The exercise: Reproduce the data below in full and exclude every picture.

Dataset items
::::

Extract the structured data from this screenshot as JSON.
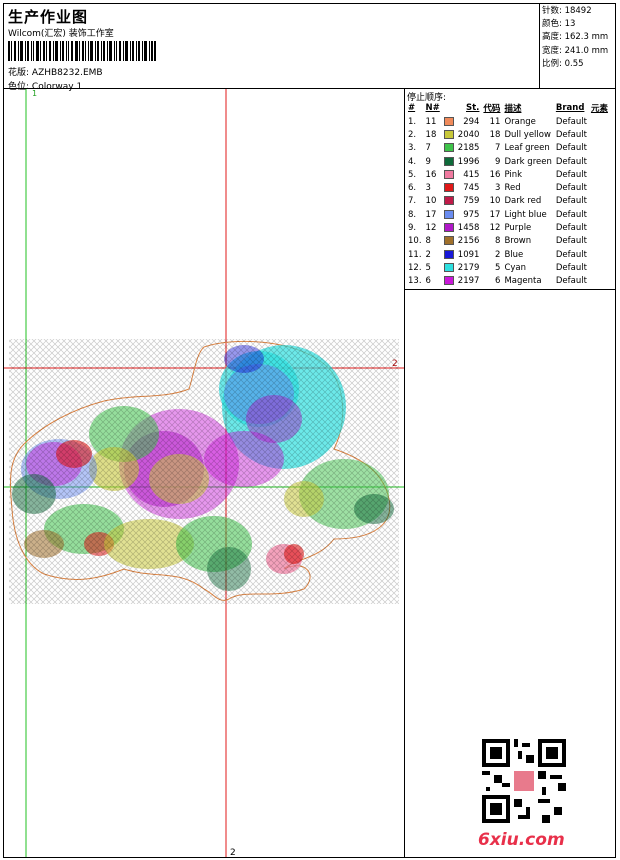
{
  "header": {
    "title": "生产作业图",
    "studio": "Wilcom(汇宏) 装饰工作室",
    "design_label": "花版:",
    "design_value": "AZHB8232.EMB",
    "colorway_label": "色位:",
    "colorway_value": "Colorway 1"
  },
  "stats": {
    "stitches_label": "针数:",
    "stitches": "18492",
    "colors_label": "颜色:",
    "colors": "13",
    "height_label": "高度:",
    "height": "162.3 mm",
    "width_label": "宽度:",
    "width": "241.0 mm",
    "scale_label": "比例:",
    "scale": "0.55"
  },
  "canvas": {
    "guide1_label": "1",
    "guide2_label_right": "2",
    "guide2_label_bottom": "2"
  },
  "stop_sequence": {
    "title": "停止顺序:",
    "columns": [
      "#",
      "N#",
      "St.",
      "代码",
      "描述",
      "Brand",
      "元素"
    ],
    "rows": [
      {
        "n": "1.",
        "nn": "11",
        "color": "#f08a5a",
        "st": "294",
        "code": "11",
        "desc": "Orange",
        "brand": "Default"
      },
      {
        "n": "2.",
        "nn": "18",
        "color": "#c8c83a",
        "st": "2040",
        "code": "18",
        "desc": "Dull yellow",
        "brand": "Default"
      },
      {
        "n": "3.",
        "nn": "7",
        "color": "#3ec34a",
        "st": "2185",
        "code": "7",
        "desc": "Leaf green",
        "brand": "Default"
      },
      {
        "n": "4.",
        "nn": "9",
        "color": "#0e6a3a",
        "st": "1996",
        "code": "9",
        "desc": "Dark green",
        "brand": "Default"
      },
      {
        "n": "5.",
        "nn": "16",
        "color": "#f07aa0",
        "st": "415",
        "code": "16",
        "desc": "Pink",
        "brand": "Default"
      },
      {
        "n": "6.",
        "nn": "3",
        "color": "#e01818",
        "st": "745",
        "code": "3",
        "desc": "Red",
        "brand": "Default"
      },
      {
        "n": "7.",
        "nn": "10",
        "color": "#c01a48",
        "st": "759",
        "code": "10",
        "desc": "Dark red",
        "brand": "Default"
      },
      {
        "n": "8.",
        "nn": "17",
        "color": "#6a8cf0",
        "st": "975",
        "code": "17",
        "desc": "Light blue",
        "brand": "Default"
      },
      {
        "n": "9.",
        "nn": "12",
        "color": "#b018c8",
        "st": "1458",
        "code": "12",
        "desc": "Purple",
        "brand": "Default"
      },
      {
        "n": "10.",
        "nn": "8",
        "color": "#a0702a",
        "st": "2156",
        "code": "8",
        "desc": "Brown",
        "brand": "Default"
      },
      {
        "n": "11.",
        "nn": "2",
        "color": "#1818d8",
        "st": "1091",
        "code": "2",
        "desc": "Blue",
        "brand": "Default"
      },
      {
        "n": "12.",
        "nn": "5",
        "color": "#2ee0e0",
        "st": "2179",
        "code": "5",
        "desc": "Cyan",
        "brand": "Default"
      },
      {
        "n": "13.",
        "nn": "6",
        "color": "#c818d8",
        "st": "2197",
        "code": "6",
        "desc": "Magenta",
        "brand": "Default"
      }
    ]
  },
  "watermark": {
    "logo_text": "6xiu.com",
    "qr_icon": "qr-code-icon"
  }
}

::::

Complete answer:
Extract the structured data from this screenshot as JSON.
{
  "header": {
    "title": "生产作业图",
    "studio": "Wilcom(汇宏) 装饰工作室",
    "design_label": "花版:",
    "design_value": "AZHB8232.EMB",
    "colorway_label": "色位:",
    "colorway_value": "Colorway 1"
  },
  "stats": {
    "stitches_label": "针数:",
    "stitches": "18492",
    "colors_label": "颜色:",
    "colors": "13",
    "height_label": "高度:",
    "height": "162.3 mm",
    "width_label": "宽度:",
    "width": "241.0 mm",
    "scale_label": "比例:",
    "scale": "0.55"
  },
  "canvas": {
    "guide1_label": "1",
    "guide2_label_right": "2",
    "guide2_label_bottom": "2"
  },
  "stop_sequence": {
    "title": "停止顺序:",
    "columns": [
      "#",
      "N#",
      "St.",
      "代码",
      "描述",
      "Brand",
      "元素"
    ],
    "rows": [
      {
        "n": "1.",
        "nn": "11",
        "color": "#f08a5a",
        "st": "294",
        "code": "11",
        "desc": "Orange",
        "brand": "Default"
      },
      {
        "n": "2.",
        "nn": "18",
        "color": "#c8c83a",
        "st": "2040",
        "code": "18",
        "desc": "Dull yellow",
        "brand": "Default"
      },
      {
        "n": "3.",
        "nn": "7",
        "color": "#3ec34a",
        "st": "2185",
        "code": "7",
        "desc": "Leaf green",
        "brand": "Default"
      },
      {
        "n": "4.",
        "nn": "9",
        "color": "#0e6a3a",
        "st": "1996",
        "code": "9",
        "desc": "Dark green",
        "brand": "Default"
      },
      {
        "n": "5.",
        "nn": "16",
        "color": "#f07aa0",
        "st": "415",
        "code": "16",
        "desc": "Pink",
        "brand": "Default"
      },
      {
        "n": "6.",
        "nn": "3",
        "color": "#e01818",
        "st": "745",
        "code": "3",
        "desc": "Red",
        "brand": "Default"
      },
      {
        "n": "7.",
        "nn": "10",
        "color": "#c01a48",
        "st": "759",
        "code": "10",
        "desc": "Dark red",
        "brand": "Default"
      },
      {
        "n": "8.",
        "nn": "17",
        "color": "#6a8cf0",
        "st": "975",
        "code": "17",
        "desc": "Light blue",
        "brand": "Default"
      },
      {
        "n": "9.",
        "nn": "12",
        "color": "#b018c8",
        "st": "1458",
        "code": "12",
        "desc": "Purple",
        "brand": "Default"
      },
      {
        "n": "10.",
        "nn": "8",
        "color": "#a0702a",
        "st": "2156",
        "code": "8",
        "desc": "Brown",
        "brand": "Default"
      },
      {
        "n": "11.",
        "nn": "2",
        "color": "#1818d8",
        "st": "1091",
        "code": "2",
        "desc": "Blue",
        "brand": "Default"
      },
      {
        "n": "12.",
        "nn": "5",
        "color": "#2ee0e0",
        "st": "2179",
        "code": "5",
        "desc": "Cyan",
        "brand": "Default"
      },
      {
        "n": "13.",
        "nn": "6",
        "color": "#c818d8",
        "st": "2197",
        "code": "6",
        "desc": "Magenta",
        "brand": "Default"
      }
    ]
  },
  "watermark": {
    "logo_text": "6xiu.com",
    "qr_icon": "qr-code-icon"
  }
}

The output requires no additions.